■ **Aim**
Select, from the data, each line where "this" occurs.

■ **Listing**
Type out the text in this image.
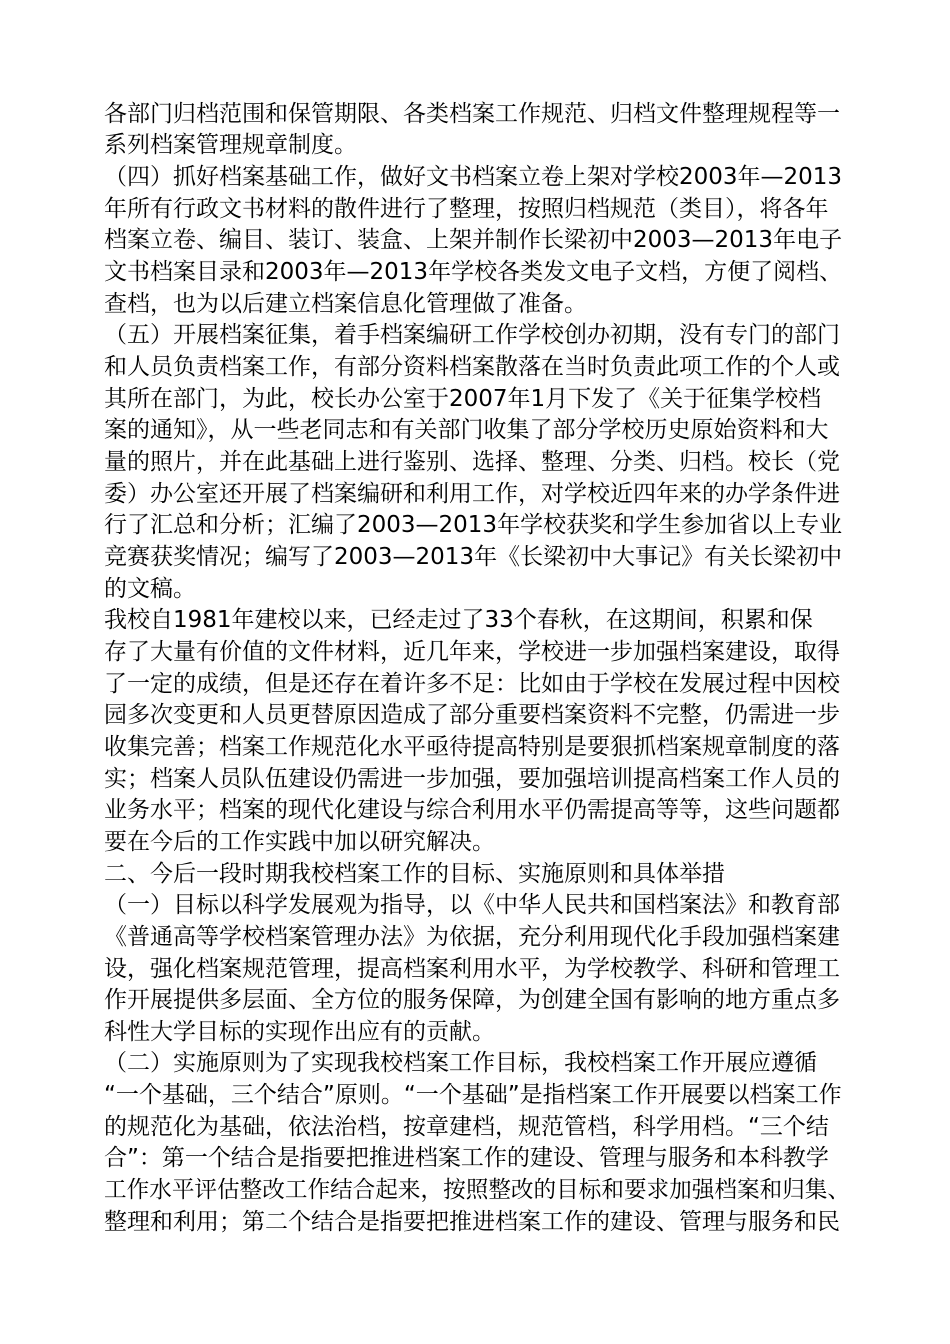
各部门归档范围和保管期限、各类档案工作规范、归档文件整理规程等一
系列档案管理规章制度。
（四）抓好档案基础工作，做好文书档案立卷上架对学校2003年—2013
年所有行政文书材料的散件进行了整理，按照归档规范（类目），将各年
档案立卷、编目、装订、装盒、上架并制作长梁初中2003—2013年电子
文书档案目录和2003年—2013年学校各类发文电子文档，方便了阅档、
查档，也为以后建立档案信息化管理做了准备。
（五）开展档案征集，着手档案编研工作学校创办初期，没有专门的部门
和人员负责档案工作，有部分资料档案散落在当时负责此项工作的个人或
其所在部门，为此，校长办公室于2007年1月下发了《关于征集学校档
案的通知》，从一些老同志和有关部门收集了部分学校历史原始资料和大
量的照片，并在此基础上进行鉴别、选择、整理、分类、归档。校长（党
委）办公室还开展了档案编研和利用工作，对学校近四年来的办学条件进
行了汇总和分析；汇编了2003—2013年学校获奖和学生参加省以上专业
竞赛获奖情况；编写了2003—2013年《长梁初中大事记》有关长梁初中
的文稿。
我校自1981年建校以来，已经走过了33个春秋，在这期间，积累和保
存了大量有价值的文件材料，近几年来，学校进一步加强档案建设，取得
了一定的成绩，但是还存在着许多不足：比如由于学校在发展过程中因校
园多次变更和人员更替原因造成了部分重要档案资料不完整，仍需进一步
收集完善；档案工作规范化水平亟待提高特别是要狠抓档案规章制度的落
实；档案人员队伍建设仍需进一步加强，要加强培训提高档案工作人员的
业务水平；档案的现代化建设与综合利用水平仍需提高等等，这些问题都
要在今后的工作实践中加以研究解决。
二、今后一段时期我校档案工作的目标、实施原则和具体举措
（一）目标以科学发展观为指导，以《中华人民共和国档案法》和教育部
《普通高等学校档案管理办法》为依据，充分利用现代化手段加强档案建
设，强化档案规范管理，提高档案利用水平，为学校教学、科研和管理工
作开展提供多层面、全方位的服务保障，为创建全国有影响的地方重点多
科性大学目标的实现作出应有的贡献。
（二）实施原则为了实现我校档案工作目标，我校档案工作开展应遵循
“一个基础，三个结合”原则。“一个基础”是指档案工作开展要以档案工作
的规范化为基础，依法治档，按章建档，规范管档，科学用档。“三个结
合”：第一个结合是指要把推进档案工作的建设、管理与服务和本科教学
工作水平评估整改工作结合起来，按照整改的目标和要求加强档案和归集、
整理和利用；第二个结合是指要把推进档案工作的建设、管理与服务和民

==

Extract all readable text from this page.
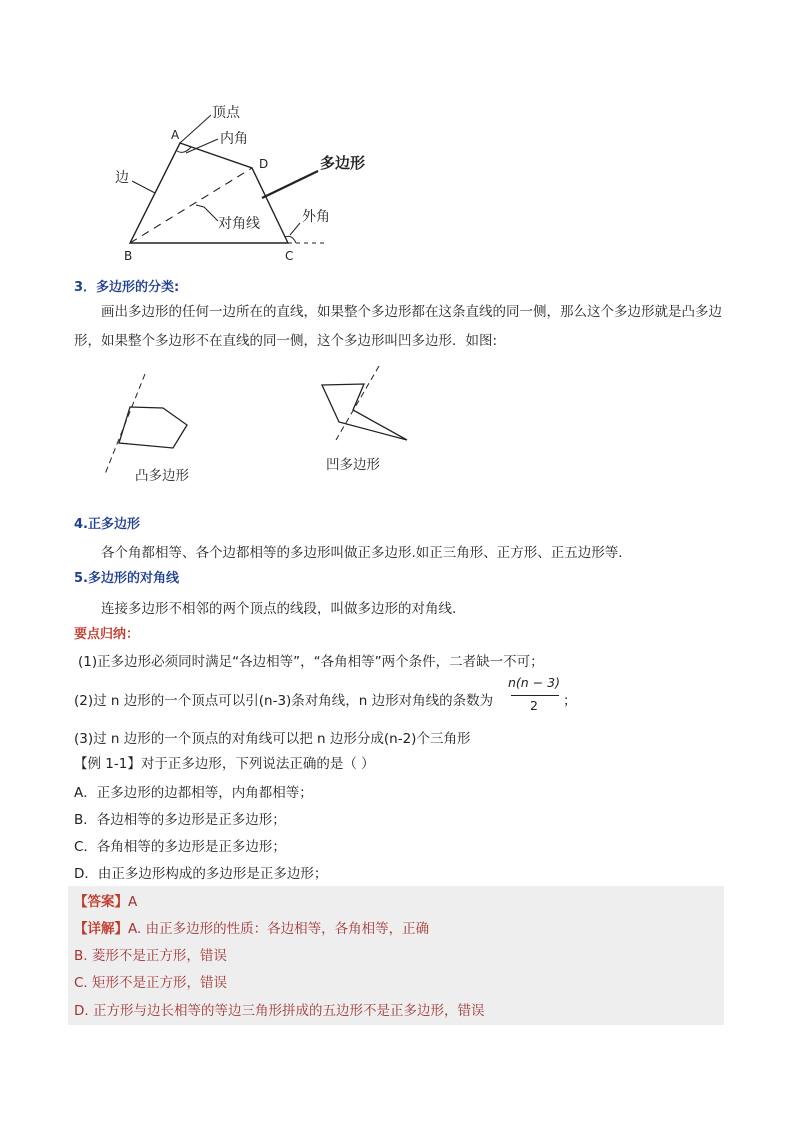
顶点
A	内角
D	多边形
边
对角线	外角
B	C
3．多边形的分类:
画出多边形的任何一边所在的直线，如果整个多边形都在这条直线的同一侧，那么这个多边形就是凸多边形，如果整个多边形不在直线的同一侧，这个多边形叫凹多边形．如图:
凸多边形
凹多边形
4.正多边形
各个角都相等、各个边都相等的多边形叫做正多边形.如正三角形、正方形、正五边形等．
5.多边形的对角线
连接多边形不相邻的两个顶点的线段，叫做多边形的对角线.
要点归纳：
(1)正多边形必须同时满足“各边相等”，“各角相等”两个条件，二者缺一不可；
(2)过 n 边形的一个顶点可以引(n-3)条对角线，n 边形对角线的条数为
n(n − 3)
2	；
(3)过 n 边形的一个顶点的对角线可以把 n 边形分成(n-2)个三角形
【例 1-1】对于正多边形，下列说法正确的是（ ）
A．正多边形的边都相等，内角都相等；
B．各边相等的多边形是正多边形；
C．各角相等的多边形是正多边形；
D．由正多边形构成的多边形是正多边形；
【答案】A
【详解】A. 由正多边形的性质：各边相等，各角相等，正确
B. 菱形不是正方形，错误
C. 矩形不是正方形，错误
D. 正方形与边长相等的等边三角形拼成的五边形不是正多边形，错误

■ **Solution**
Type out the text in this image.
Extract all readable text from this page.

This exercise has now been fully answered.